## begin TEXT
Drought has exacerbated the problem in the past three years. But the
fundamental problem is that water companies and other licensed abstractors
have increasingly drawn on underground reserves to supply the demand from
new housing, factories and golf courses, among others. The National Rivers
Authority has identified more than 40 rivers damaged by water ‘mining’ in
the hills of southeast England.

Christopher Binnie, author of a recent study of water resources by the
Institution of Civil Engineers, agrees that ‘most available ground water
has now been exploited’. The only way to revive the rivers, he says, is
to reduce abstractions. And that means building more reservoirs to capture
the rivers’ winter high flows for use in summer.

But dams cause their own environmental damage, upsetting the natural
flood cycle that sustains marshes, water meadows and mud flats all the way
to the sea. As Anglian Water admits in a recent review of water resources:
‘There is a fundamental conflict between the need to take more water out
of the rivers, and the need to sustain flows in them. Acceptable river flow
regimes will have to be established and perhaps maintained, and wetlands
protected against the lowering of ground waters by abstraction.’

Binnie believes that, for this reason, reservoirs will be built downstream,
near the sea. Lowland reservoirs consume more farmland, but Binnie sees
this as less of a problem than it once was, because reform of the European
Community’s Common Agricultural Policy will require large areas of farmland
to be taken out of production.

The Anglian region has two long-term proposals for increasing water
supply. One is to revive the 1960s proposal for the reservoir on the upper
reaches of the Suffolk Stour. This could supply east London and might be
essential before Michael Heseltine’s ambitious scheme to redevelop the east
Thames corridor can go ahead. Another is to take water from the River Trent.
## end TEXT
## begin SUPPLIED RECORDS
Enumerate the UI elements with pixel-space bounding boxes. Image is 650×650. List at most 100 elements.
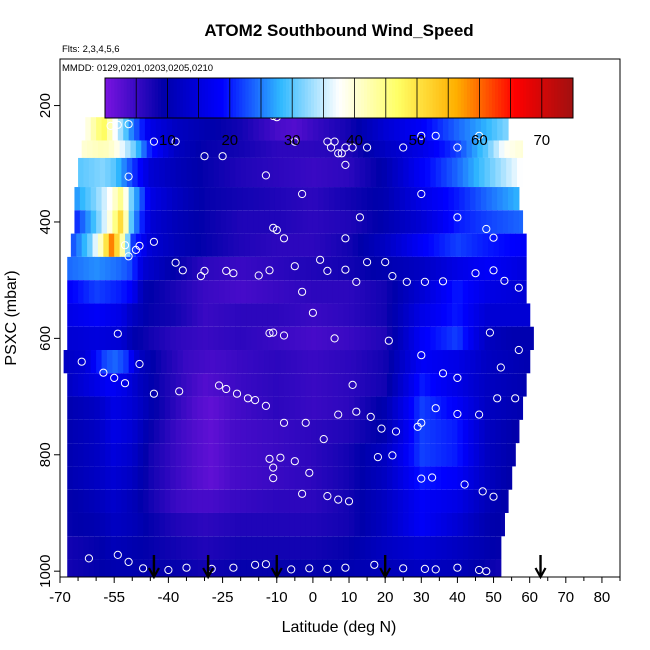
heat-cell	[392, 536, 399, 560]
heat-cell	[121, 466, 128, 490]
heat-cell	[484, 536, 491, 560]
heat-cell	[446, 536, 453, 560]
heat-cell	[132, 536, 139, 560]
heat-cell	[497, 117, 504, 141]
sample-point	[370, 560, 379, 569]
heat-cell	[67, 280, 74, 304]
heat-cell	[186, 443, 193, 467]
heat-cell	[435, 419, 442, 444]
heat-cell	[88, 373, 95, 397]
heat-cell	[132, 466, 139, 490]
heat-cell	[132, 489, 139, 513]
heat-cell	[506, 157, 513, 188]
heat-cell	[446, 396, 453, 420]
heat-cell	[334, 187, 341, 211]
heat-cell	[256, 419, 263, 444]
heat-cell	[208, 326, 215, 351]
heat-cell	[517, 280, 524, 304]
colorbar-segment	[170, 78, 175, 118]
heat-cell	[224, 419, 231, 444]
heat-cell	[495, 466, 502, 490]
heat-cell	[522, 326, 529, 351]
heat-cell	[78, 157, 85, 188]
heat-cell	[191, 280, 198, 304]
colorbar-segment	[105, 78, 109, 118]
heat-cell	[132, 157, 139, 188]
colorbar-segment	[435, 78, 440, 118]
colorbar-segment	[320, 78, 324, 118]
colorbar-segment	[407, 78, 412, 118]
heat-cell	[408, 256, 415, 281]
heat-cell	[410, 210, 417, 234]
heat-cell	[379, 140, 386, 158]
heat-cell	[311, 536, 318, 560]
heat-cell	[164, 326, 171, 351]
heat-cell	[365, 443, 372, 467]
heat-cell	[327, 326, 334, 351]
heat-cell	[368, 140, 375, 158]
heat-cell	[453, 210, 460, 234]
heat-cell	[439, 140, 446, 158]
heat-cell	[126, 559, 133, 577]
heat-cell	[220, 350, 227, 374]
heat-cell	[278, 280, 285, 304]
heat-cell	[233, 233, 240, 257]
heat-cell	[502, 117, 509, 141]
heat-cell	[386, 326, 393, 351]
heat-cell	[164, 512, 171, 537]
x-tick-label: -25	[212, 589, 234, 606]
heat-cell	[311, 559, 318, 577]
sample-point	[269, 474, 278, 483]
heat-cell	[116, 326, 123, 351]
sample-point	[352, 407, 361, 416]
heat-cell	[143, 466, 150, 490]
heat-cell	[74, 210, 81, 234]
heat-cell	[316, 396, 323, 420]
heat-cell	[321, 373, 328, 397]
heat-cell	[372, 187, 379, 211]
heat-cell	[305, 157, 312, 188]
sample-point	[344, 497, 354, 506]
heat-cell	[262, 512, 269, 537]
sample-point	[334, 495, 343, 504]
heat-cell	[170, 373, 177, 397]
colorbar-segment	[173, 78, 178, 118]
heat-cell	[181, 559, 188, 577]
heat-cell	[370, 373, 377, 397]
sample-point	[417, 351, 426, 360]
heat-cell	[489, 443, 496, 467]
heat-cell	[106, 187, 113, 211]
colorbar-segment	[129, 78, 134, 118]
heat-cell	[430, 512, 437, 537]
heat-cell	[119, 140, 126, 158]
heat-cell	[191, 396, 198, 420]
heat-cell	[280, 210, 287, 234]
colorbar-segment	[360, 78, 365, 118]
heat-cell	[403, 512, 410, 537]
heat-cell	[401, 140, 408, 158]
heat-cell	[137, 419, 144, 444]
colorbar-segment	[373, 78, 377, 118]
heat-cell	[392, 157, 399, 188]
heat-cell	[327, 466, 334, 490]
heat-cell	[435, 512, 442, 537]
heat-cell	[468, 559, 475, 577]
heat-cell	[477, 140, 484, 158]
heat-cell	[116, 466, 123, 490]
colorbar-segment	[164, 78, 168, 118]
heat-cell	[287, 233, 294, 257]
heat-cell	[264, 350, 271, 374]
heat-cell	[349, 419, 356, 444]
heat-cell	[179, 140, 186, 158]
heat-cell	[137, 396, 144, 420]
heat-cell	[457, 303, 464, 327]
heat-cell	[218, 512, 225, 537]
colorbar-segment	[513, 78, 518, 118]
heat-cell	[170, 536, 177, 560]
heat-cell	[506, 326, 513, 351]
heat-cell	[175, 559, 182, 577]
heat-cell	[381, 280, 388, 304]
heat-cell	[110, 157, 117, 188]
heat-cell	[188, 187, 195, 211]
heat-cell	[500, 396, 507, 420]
## end SUPPLIED RECORDS
# WRITTEN TASKS:
1. Answer these from the text on water abstraction:
(a) How many rivers has the National Rivers Authority identified as damaged by water "mining"?
(b) Where does Binnie believe reservoirs will be built?
(c) From which river does the Anglian region's second long-term proposal take water?
2. Render this sentence from the text on water abstraction in Spanish: "The only way to revive the rivers, he says, is to reduce abstractions."
3. Please carry on the text on water abstraction, picking up after its last sentence.

# RESULTS FOR THE EXERCISE:
1.
(a) More than 40.
(b) Downstream, near the sea.
(c) The River Trent.

2. La única manera de revivir los ríos, dice, es reducir las extracciones.

3.
Looming ever larger on the horizon is the greenhouse effect. Whether
or not the drought of the past three years in southern England is connected
to long-term change, it is a clear sign of what climate modellers believe
may be in store for the region. One prediction by the industry-run Water
Research Centre is that increased evaporation during longer, hotter summers
will reduce yields from existing reservoirs in the region by between 10
per cent and 15 per cent within 40 years.

But as well as reducing water supply, climate charge will also increase
demand for water. Gardeners will try to revive their parched lawns with
hoses and farmers will want to artificially irrigate fields that are now
watered by rain. Worldwide, two-thirds of water resources are used to irrigate
farmland, but in Britain the equable climate has kept the figure down to
1 per cent. The greenhouse effect could transform this situation.

Many water engineers are licking their lips at the prospect of growing
demand. They foresee a water crises developing in southeast England, perhaps
during the coming decade, that must inevitably lead to a reappraisal of
the grand schemes such as the estuary barrages, put on hold in the mid-1970s.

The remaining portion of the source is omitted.